→ TASK PROMPT
Print out each entry below exactly, please.

→ TASK MATERIAL
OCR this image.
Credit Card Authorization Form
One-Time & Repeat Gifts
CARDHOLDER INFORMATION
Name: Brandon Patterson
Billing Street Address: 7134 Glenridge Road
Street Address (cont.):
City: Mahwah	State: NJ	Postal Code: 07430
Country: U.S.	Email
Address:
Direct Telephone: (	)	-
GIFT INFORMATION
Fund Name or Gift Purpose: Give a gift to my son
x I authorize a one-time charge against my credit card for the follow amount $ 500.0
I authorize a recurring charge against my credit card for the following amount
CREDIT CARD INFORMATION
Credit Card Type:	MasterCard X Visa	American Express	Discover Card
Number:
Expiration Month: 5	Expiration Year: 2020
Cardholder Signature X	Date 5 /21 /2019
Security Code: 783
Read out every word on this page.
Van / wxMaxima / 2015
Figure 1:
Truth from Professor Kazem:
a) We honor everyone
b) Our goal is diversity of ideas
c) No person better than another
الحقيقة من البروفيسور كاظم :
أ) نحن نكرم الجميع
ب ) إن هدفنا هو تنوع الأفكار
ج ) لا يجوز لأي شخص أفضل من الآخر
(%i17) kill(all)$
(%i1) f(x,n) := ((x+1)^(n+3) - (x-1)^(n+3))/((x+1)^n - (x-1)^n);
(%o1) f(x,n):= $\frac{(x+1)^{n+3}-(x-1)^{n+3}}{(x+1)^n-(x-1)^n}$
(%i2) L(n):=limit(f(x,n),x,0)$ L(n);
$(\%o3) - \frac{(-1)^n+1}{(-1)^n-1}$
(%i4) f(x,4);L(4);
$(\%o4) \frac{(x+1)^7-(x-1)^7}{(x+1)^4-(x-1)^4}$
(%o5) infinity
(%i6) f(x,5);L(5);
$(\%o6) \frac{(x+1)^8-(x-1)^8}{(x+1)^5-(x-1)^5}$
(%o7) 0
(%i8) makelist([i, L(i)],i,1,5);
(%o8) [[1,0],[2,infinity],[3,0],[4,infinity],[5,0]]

→ EXERCISE OUTPUT
OCR this image.
Credit Card Authorization Form
One-Time & Repeat Gifts
CARDHOLDER INFORMATION
Name: Brandon Patterson
Billing Street Address: 7134 Glenridge Road
Street Address (cont.):
City: Mahwah	State: NJ	Postal Code: 07430
Country: U.S.	Email
Address:
Direct Telephone: (	)	-
GIFT INFORMATION
Fund Name or Gift Purpose: Give a gift to my son
x I authorize a one-time charge against my credit card for the follow amount $ 500.0
I authorize a recurring charge against my credit card for the following amount
CREDIT CARD INFORMATION
Credit Card Type:	MasterCard X Visa	American Express	Discover Card
Number:
Expiration Month: 5	Expiration Year: 2020
Cardholder Signature X	Date 5 /21 /2019
Security Code: 783
Read out every word on this page.
Van / wxMaxima / 2015
Figure 1:
Truth from Professor Kazem:
a) We honor everyone
b) Our goal is diversity of ideas
c) No person better than another
الحقيقة من البروفيسور كاظم :
أ) نحن نكرم الجميع
ب ) إن هدفنا هو تنوع الأفكار
ج ) لا يجوز لأي شخص أفضل من الآخر
(%i17) kill(all)$
(%i1) f(x,n) := ((x+1)^(n+3) - (x-1)^(n+3))/((x+1)^n - (x-1)^n);
(%o1) f(x,n):= $\frac{(x+1)^{n+3}-(x-1)^{n+3}}{(x+1)^n-(x-1)^n}$
(%i2) L(n):=limit(f(x,n),x,0)$ L(n);
$(\%o3) - \frac{(-1)^n+1}{(-1)^n-1}$
(%i4) f(x,4);L(4);
$(\%o4) \frac{(x+1)^7-(x-1)^7}{(x+1)^4-(x-1)^4}$
(%o5) infinity
(%i6) f(x,5);L(5);
$(\%o6) \frac{(x+1)^8-(x-1)^8}{(x+1)^5-(x-1)^5}$
(%o7) 0
(%i8) makelist([i, L(i)],i,1,5);
(%o8) [[1,0],[2,infinity],[3,0],[4,infinity],[5,0]]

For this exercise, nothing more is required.